## Exercise brief
Find how many lines of the listing include the string "power", and report only that figure.

## Given information
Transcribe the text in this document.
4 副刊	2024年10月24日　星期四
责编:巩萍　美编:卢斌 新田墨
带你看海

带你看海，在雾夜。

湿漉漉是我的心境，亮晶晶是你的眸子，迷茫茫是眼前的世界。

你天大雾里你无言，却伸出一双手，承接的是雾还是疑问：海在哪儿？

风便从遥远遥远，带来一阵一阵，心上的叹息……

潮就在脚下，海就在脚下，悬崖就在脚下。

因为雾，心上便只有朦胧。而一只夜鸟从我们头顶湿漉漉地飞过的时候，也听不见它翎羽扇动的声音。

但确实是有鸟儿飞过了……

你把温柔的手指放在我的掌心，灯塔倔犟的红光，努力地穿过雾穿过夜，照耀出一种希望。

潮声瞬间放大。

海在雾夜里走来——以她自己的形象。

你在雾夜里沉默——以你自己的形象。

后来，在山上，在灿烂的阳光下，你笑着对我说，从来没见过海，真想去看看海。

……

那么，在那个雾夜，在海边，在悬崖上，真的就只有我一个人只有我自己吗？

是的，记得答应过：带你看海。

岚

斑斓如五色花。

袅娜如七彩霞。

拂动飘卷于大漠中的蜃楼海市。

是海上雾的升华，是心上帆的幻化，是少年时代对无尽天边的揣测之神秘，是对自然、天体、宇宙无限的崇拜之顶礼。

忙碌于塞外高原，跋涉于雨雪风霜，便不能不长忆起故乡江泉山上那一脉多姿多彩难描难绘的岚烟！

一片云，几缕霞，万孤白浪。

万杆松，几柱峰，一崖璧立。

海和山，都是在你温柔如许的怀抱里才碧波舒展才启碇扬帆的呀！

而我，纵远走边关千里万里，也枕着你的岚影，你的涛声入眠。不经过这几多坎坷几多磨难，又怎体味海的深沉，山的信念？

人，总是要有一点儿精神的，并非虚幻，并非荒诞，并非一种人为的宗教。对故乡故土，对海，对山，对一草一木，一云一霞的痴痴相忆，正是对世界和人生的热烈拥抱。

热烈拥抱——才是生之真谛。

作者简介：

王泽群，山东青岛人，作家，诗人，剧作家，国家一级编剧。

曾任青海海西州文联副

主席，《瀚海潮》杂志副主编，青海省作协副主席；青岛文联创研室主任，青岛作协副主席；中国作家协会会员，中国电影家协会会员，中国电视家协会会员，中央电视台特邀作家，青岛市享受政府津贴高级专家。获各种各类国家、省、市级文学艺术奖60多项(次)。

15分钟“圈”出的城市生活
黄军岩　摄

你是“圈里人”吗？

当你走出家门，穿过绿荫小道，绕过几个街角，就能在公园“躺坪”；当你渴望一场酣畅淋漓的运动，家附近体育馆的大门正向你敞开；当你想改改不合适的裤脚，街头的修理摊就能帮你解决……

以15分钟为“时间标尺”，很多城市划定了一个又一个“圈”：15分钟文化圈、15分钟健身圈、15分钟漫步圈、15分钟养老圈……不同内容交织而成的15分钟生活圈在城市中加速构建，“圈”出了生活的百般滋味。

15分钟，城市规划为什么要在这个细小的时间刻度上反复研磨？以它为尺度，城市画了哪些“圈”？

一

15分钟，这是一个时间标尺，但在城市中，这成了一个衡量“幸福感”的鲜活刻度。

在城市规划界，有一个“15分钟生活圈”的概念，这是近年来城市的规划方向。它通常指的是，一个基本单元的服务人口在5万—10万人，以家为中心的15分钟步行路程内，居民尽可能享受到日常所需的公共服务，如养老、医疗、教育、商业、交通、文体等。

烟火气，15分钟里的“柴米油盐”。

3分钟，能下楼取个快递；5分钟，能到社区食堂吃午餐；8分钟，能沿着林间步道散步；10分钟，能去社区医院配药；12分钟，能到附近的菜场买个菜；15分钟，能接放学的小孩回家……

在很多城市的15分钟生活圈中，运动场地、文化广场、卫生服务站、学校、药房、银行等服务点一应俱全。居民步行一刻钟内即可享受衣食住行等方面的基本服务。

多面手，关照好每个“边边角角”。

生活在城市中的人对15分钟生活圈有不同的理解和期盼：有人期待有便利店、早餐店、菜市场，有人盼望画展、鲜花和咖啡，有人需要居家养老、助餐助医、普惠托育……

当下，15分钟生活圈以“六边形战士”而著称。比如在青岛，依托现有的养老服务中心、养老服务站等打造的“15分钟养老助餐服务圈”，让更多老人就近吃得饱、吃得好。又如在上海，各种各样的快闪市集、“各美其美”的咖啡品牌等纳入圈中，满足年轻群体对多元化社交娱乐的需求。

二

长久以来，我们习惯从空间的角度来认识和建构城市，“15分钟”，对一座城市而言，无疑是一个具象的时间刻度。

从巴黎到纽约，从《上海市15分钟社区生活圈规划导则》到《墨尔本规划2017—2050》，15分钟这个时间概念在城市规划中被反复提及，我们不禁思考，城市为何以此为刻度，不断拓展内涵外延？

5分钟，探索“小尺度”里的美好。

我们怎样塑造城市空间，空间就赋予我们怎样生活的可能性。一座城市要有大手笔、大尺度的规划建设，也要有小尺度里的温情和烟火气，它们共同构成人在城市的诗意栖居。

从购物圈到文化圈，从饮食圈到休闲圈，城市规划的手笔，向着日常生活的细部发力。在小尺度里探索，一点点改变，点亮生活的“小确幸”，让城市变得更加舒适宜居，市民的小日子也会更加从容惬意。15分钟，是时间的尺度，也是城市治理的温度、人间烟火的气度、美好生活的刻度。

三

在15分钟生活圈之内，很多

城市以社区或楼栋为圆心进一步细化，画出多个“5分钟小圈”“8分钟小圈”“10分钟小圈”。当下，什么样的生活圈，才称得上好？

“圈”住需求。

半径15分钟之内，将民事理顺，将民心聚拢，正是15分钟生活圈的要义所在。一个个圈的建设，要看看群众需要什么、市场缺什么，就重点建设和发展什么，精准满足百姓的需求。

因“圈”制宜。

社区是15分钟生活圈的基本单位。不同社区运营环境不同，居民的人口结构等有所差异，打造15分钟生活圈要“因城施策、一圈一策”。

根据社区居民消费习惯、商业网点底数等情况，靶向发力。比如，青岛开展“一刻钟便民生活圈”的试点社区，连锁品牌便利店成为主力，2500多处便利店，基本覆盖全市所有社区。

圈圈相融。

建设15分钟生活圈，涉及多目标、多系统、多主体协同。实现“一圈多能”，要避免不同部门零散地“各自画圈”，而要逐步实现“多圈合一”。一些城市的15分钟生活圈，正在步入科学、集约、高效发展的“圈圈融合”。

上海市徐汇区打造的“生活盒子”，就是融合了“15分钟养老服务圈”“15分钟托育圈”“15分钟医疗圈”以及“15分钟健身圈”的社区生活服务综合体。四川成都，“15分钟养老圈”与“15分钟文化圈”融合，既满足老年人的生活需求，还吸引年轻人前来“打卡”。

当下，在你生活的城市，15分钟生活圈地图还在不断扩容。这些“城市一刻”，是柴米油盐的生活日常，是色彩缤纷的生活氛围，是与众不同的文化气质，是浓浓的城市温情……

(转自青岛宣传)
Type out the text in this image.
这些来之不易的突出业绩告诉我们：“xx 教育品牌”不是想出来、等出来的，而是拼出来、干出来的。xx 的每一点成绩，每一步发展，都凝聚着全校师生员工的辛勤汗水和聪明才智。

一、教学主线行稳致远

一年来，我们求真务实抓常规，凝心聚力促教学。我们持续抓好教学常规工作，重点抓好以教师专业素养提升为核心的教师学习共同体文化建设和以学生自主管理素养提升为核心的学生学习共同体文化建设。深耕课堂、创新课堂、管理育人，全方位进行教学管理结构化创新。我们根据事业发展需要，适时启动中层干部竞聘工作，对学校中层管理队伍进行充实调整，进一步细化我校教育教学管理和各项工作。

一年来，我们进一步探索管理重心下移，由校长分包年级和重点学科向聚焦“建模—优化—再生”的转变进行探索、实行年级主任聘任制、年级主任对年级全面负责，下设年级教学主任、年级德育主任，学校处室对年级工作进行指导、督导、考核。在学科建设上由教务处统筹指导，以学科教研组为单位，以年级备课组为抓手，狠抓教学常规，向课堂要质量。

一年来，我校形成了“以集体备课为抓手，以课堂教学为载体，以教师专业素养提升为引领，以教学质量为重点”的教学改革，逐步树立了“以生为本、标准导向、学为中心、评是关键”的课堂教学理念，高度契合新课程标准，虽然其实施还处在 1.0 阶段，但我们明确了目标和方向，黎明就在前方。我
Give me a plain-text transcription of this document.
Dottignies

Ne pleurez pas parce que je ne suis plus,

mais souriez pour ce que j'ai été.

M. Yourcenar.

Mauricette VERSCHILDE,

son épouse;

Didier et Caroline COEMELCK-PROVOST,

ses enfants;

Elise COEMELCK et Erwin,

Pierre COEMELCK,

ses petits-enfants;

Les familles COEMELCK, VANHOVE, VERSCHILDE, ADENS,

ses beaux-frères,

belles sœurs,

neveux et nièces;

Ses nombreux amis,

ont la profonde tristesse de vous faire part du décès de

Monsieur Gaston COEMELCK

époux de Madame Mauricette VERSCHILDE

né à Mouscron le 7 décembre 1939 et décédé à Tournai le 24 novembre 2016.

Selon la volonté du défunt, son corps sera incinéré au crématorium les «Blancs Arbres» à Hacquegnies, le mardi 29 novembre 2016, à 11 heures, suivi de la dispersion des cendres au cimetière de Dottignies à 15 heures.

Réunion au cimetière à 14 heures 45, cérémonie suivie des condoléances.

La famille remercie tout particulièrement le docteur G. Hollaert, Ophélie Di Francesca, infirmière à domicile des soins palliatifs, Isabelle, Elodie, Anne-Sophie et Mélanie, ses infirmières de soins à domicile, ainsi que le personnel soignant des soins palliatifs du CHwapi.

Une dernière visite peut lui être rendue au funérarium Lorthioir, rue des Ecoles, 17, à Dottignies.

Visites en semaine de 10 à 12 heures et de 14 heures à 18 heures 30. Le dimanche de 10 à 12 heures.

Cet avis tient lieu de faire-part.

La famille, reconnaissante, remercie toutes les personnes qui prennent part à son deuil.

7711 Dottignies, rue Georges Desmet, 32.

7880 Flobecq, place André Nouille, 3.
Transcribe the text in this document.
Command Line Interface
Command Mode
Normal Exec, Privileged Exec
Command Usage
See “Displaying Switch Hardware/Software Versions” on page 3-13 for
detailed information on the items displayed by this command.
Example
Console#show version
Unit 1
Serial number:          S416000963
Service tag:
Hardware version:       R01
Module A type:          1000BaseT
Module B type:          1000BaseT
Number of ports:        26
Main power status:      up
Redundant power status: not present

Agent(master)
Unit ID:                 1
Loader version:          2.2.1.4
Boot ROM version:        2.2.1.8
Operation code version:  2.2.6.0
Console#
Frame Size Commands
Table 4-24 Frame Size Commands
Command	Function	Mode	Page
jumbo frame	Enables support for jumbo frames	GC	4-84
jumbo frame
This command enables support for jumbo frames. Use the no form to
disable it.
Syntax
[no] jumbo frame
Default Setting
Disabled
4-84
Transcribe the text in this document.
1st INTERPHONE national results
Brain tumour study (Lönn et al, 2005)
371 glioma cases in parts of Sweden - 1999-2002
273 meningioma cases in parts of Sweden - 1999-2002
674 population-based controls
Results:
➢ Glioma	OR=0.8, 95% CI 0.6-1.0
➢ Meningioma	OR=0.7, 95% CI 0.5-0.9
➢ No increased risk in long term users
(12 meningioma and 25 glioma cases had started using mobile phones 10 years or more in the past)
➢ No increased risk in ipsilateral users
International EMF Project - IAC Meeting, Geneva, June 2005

## Solution for this problem
2